WHAT IS BEING ASKED: Pull every line containing "summaries" from the entries.
━━━ RECORDS PROVIDED
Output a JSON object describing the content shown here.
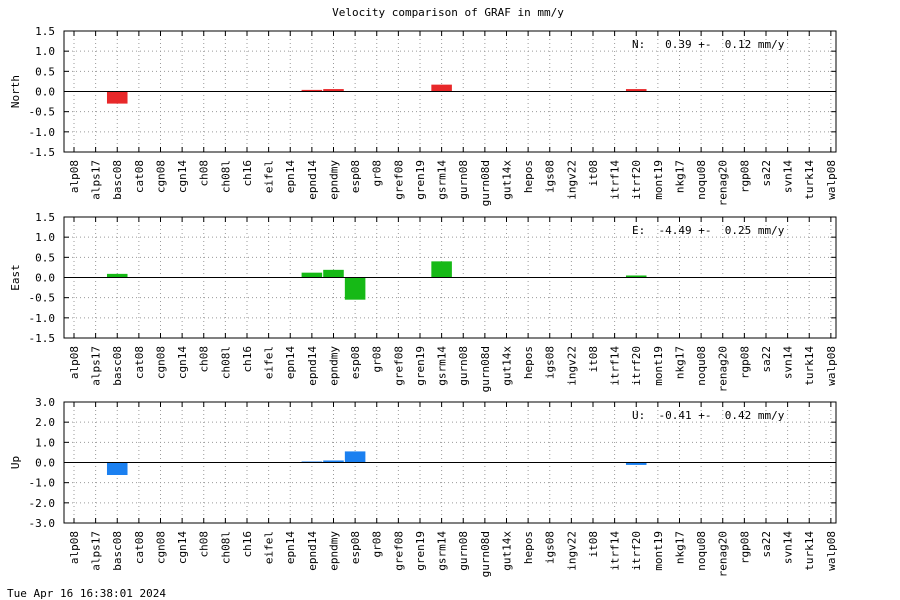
{
  "title": "Velocity comparison of GRAF in mm/y",
  "timestamp": "Tue Apr 16 16:38:01 2024",
  "chart_data": [
    {
      "type": "bar",
      "ylabel": "North",
      "ylim": [
        -1.5,
        1.5
      ],
      "yticks": [
        "1.5",
        "1.0",
        "0.5",
        "0.0",
        "-0.5",
        "-1.0",
        "-1.5"
      ],
      "grid": true,
      "color": "#e8282a",
      "annotation": "N:   0.39 +-  0.12 mm/y",
      "categories": [
        "alp08",
        "alps17",
        "basc08",
        "cat08",
        "cgn08",
        "cgn14",
        "ch08",
        "ch08l",
        "ch16",
        "eifel",
        "epn14",
        "epnd14",
        "epndmy",
        "esp08",
        "gr08",
        "gref08",
        "gren19",
        "gsrm14",
        "gurn08",
        "gurn08d",
        "gut14x",
        "hepos",
        "igs08",
        "ingv22",
        "it08",
        "itrf14",
        "itrf20",
        "mont19",
        "nkg17",
        "noqu08",
        "renag20",
        "rgp08",
        "sa22",
        "svn14",
        "turk14",
        "walp08"
      ],
      "values": [
        0,
        0,
        -0.3,
        0,
        0,
        0,
        0,
        0,
        0,
        0,
        0,
        0.04,
        0.06,
        0,
        0,
        0,
        0,
        0.17,
        0,
        0,
        0,
        0,
        0,
        0,
        0,
        0,
        0.06,
        0,
        0,
        0,
        0,
        0,
        0,
        0,
        0,
        0
      ]
    },
    {
      "type": "bar",
      "ylabel": "East",
      "ylim": [
        -1.5,
        1.5
      ],
      "yticks": [
        "1.5",
        "1.0",
        "0.5",
        "0.0",
        "-0.5",
        "-1.0",
        "-1.5"
      ],
      "grid": true,
      "color": "#16b916",
      "annotation": "E:  -4.49 +-  0.25 mm/y",
      "categories": [
        "alp08",
        "alps17",
        "basc08",
        "cat08",
        "cgn08",
        "cgn14",
        "ch08",
        "ch08l",
        "ch16",
        "eifel",
        "epn14",
        "epnd14",
        "epndmy",
        "esp08",
        "gr08",
        "gref08",
        "gren19",
        "gsrm14",
        "gurn08",
        "gurn08d",
        "gut14x",
        "hepos",
        "igs08",
        "ingv22",
        "it08",
        "itrf14",
        "itrf20",
        "mont19",
        "nkg17",
        "noqu08",
        "renag20",
        "rgp08",
        "sa22",
        "svn14",
        "turk14",
        "walp08"
      ],
      "values": [
        0,
        0,
        0.09,
        0,
        0,
        0,
        0,
        0,
        0,
        0,
        0,
        0.12,
        0.19,
        -0.55,
        0,
        0,
        0,
        0.4,
        0,
        0,
        0,
        0,
        0,
        0,
        0,
        0,
        0.05,
        0,
        0,
        0,
        0,
        0,
        0,
        0,
        0,
        0
      ]
    },
    {
      "type": "bar",
      "ylabel": "Up",
      "ylim": [
        -3.0,
        3.0
      ],
      "yticks": [
        "3.0",
        "2.0",
        "1.0",
        "0.0",
        "-1.0",
        "-2.0",
        "-3.0"
      ],
      "grid": true,
      "color": "#1b80f0",
      "annotation": "U:  -0.41 +-  0.42 mm/y",
      "categories": [
        "alp08",
        "alps17",
        "basc08",
        "cat08",
        "cgn08",
        "cgn14",
        "ch08",
        "ch08l",
        "ch16",
        "eifel",
        "epn14",
        "epnd14",
        "epndmy",
        "esp08",
        "gr08",
        "gref08",
        "gren19",
        "gsrm14",
        "gurn08",
        "gurn08d",
        "gut14x",
        "hepos",
        "igs08",
        "ingv22",
        "it08",
        "itrf14",
        "itrf20",
        "mont19",
        "nkg17",
        "noqu08",
        "renag20",
        "rgp08",
        "sa22",
        "svn14",
        "turk14",
        "walp08"
      ],
      "values": [
        0,
        0,
        -0.62,
        0,
        0,
        0,
        0,
        0,
        0,
        0,
        0,
        0.05,
        0.1,
        0.55,
        0,
        0,
        0,
        0,
        0,
        0,
        0,
        0,
        0,
        0,
        0,
        0,
        -0.12,
        0,
        0,
        0,
        0,
        0,
        0,
        0,
        0,
        0
      ]
    }
  ]
}
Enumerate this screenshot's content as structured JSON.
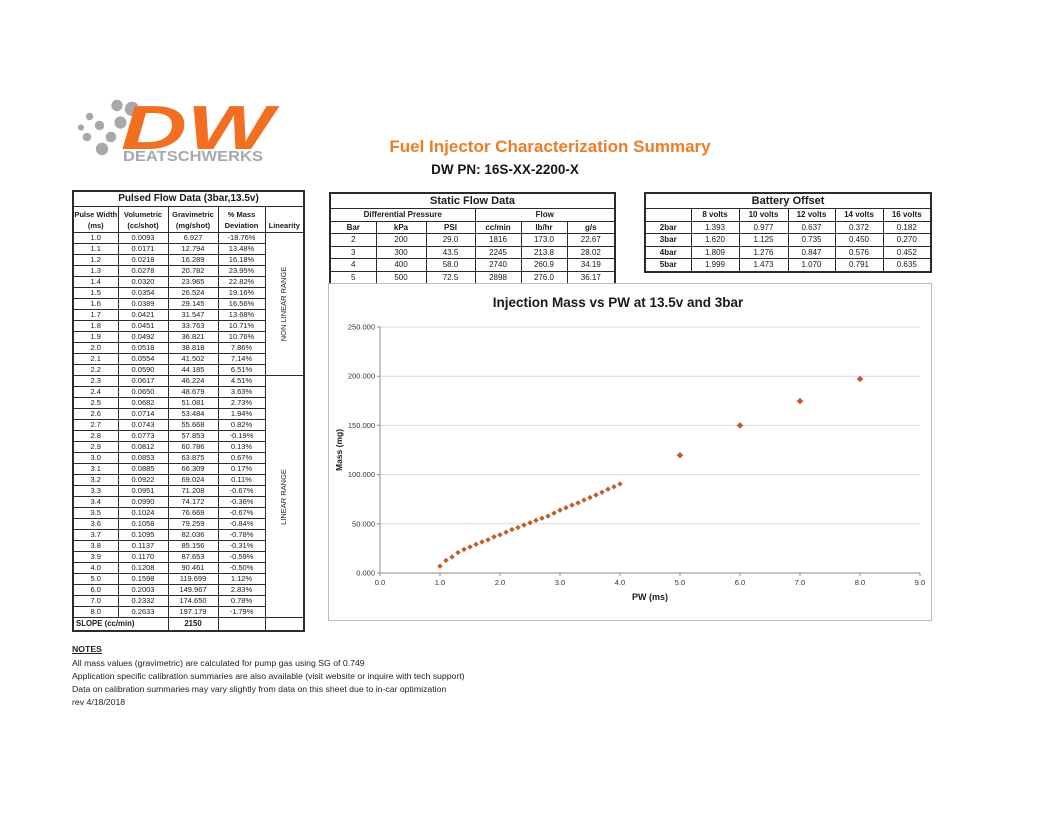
{
  "header": {
    "title": "Fuel Injector Characterization Summary",
    "part_number": "DW PN: 16S-XX-2200-X"
  },
  "logo": {
    "monogram": "DW",
    "brand": "DEATSCHWERKS",
    "orange": "#F26F21",
    "gray": "#A6A8AB"
  },
  "pulsed_table": {
    "title": "Pulsed Flow Data (3bar,13.5v)",
    "col_headers": [
      [
        "Pulse Width",
        "(ms)"
      ],
      [
        "Volumetric",
        "(cc/shot)"
      ],
      [
        "Gravimetric",
        "(mg/shot)"
      ],
      [
        "% Mass",
        "Deviation"
      ],
      [
        "",
        "Linearity"
      ]
    ],
    "rows": [
      [
        "1.0",
        "0.0093",
        "6.927",
        "-18.76%"
      ],
      [
        "1.1",
        "0.0171",
        "12.794",
        "13.48%"
      ],
      [
        "1.2",
        "0.0218",
        "16.289",
        "16.18%"
      ],
      [
        "1.3",
        "0.0278",
        "20.782",
        "23.95%"
      ],
      [
        "1.4",
        "0.0320",
        "23.965",
        "22.82%"
      ],
      [
        "1.5",
        "0.0354",
        "26.524",
        "19.16%"
      ],
      [
        "1.6",
        "0.0389",
        "29.145",
        "16.56%"
      ],
      [
        "1.7",
        "0.0421",
        "31.547",
        "13.68%"
      ],
      [
        "1.8",
        "0.0451",
        "33.763",
        "10.71%"
      ],
      [
        "1.9",
        "0.0492",
        "36.821",
        "10.76%"
      ],
      [
        "2.0",
        "0.0518",
        "38.818",
        "7.86%"
      ],
      [
        "2.1",
        "0.0554",
        "41.502",
        "7.14%"
      ],
      [
        "2.2",
        "0.0590",
        "44.185",
        "6.51%"
      ],
      [
        "2.3",
        "0.0617",
        "46.224",
        "4.51%"
      ],
      [
        "2.4",
        "0.0650",
        "48.679",
        "3.63%"
      ],
      [
        "2.5",
        "0.0682",
        "51.081",
        "2.73%"
      ],
      [
        "2.6",
        "0.0714",
        "53.484",
        "1.94%"
      ],
      [
        "2.7",
        "0.0743",
        "55.668",
        "0.82%"
      ],
      [
        "2.8",
        "0.0773",
        "57.853",
        "-0.19%"
      ],
      [
        "2.9",
        "0.0812",
        "60.786",
        "0.13%"
      ],
      [
        "3.0",
        "0.0853",
        "63.875",
        "0.67%"
      ],
      [
        "3.1",
        "0.0885",
        "66.309",
        "0.17%"
      ],
      [
        "3.2",
        "0.0922",
        "69.024",
        "0.11%"
      ],
      [
        "3.3",
        "0.0951",
        "71.208",
        "-0.67%"
      ],
      [
        "3.4",
        "0.0990",
        "74.172",
        "-0.36%"
      ],
      [
        "3.5",
        "0.1024",
        "76.669",
        "-0.67%"
      ],
      [
        "3.6",
        "0.1058",
        "79.259",
        "-0.84%"
      ],
      [
        "3.7",
        "0.1095",
        "82.036",
        "-0.78%"
      ],
      [
        "3.8",
        "0.1137",
        "85.156",
        "-0.31%"
      ],
      [
        "3.9",
        "0.1170",
        "87.653",
        "-0.59%"
      ],
      [
        "4.0",
        "0.1208",
        "90.461",
        "-0.50%"
      ],
      [
        "5.0",
        "0.1598",
        "119.699",
        "1.12%"
      ],
      [
        "6.0",
        "0.2003",
        "149.967",
        "2.83%"
      ],
      [
        "7.0",
        "0.2332",
        "174.650",
        "0.78%"
      ],
      [
        "8.0",
        "0.2633",
        "197.179",
        "-1.79%"
      ]
    ],
    "linearity_groups": [
      {
        "label": "NON LINEAR RANGE",
        "span": 13
      },
      {
        "label": "LINEAR RANGE",
        "span": 22
      }
    ],
    "slope_label": "SLOPE (cc/min)",
    "slope_value": "2150"
  },
  "static_table": {
    "title": "Static Flow Data",
    "group_headers": [
      "Differential Pressure",
      "Flow"
    ],
    "col_headers": [
      "Bar",
      "kPa",
      "PSI",
      "cc/min",
      "lb/hr",
      "g/s"
    ],
    "rows": [
      [
        "2",
        "200",
        "29.0",
        "1816",
        "173.0",
        "22.67"
      ],
      [
        "3",
        "300",
        "43.5",
        "2245",
        "213.8",
        "28.02"
      ],
      [
        "4",
        "400",
        "58.0",
        "2740",
        "260.9",
        "34.19"
      ],
      [
        "5",
        "500",
        "72.5",
        "2898",
        "276.0",
        "36.17"
      ]
    ]
  },
  "battery_table": {
    "title": "Battery Offset",
    "col_headers": [
      "",
      "8 volts",
      "10 volts",
      "12 volts",
      "14 volts",
      "16 volts"
    ],
    "rows": [
      [
        "2bar",
        "1.393",
        "0.977",
        "0.637",
        "0.372",
        "0.182"
      ],
      [
        "3bar",
        "1.620",
        "1.125",
        "0.735",
        "0.450",
        "0.270"
      ],
      [
        "4bar",
        "1.809",
        "1.276",
        "0.847",
        "0.576",
        "0.452"
      ],
      [
        "5bar",
        "1.999",
        "1.473",
        "1.070",
        "0.791",
        "0.635"
      ]
    ]
  },
  "chart_data": {
    "type": "scatter",
    "title": "Injection Mass vs PW at 13.5v and 3bar",
    "xlabel": "PW (ms)",
    "ylabel": "Mass (mg)",
    "xlim": [
      0,
      9
    ],
    "ylim": [
      0,
      250
    ],
    "grid": true,
    "legend": "none",
    "marker": {
      "shape": "diamond",
      "color": "#BF5E2B"
    },
    "x_ticks": [
      "0.0",
      "1.0",
      "2.0",
      "3.0",
      "4.0",
      "5.0",
      "6.0",
      "7.0",
      "8.0",
      "9.0"
    ],
    "y_ticks": [
      "0.000",
      "50.000",
      "100.000",
      "150.000",
      "200.000",
      "250.000"
    ],
    "series": [
      {
        "name": "Injection Mass",
        "x": [
          1.0,
          1.1,
          1.2,
          1.3,
          1.4,
          1.5,
          1.6,
          1.7,
          1.8,
          1.9,
          2.0,
          2.1,
          2.2,
          2.3,
          2.4,
          2.5,
          2.6,
          2.7,
          2.8,
          2.9,
          3.0,
          3.1,
          3.2,
          3.3,
          3.4,
          3.5,
          3.6,
          3.7,
          3.8,
          3.9,
          4.0,
          5.0,
          6.0,
          7.0,
          8.0
        ],
        "y": [
          6.927,
          12.794,
          16.289,
          20.782,
          23.965,
          26.524,
          29.145,
          31.547,
          33.763,
          36.821,
          38.818,
          41.502,
          44.185,
          46.224,
          48.679,
          51.081,
          53.484,
          55.668,
          57.853,
          60.786,
          63.875,
          66.309,
          69.024,
          71.208,
          74.172,
          76.669,
          79.259,
          82.036,
          85.156,
          87.653,
          90.461,
          119.699,
          149.967,
          174.65,
          197.179
        ]
      }
    ]
  },
  "notes": {
    "heading": "NOTES",
    "lines": [
      "All mass values (gravimetric) are calculated for pump gas using SG of 0.749",
      "Application specific calibration summaries are also available (visit website or inquire with tech support)",
      "Data on calibration summaries may vary slightly from data on this sheet due to in-car optimization",
      "rev 4/18/2018"
    ]
  }
}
━━━━━━
TASK SOLUTION:
      "Application specific calibration summaries are also available (visit website or inquire with tech support)",
      "Data on calibration summaries may vary slightly from data on this sheet due to in-car optimization",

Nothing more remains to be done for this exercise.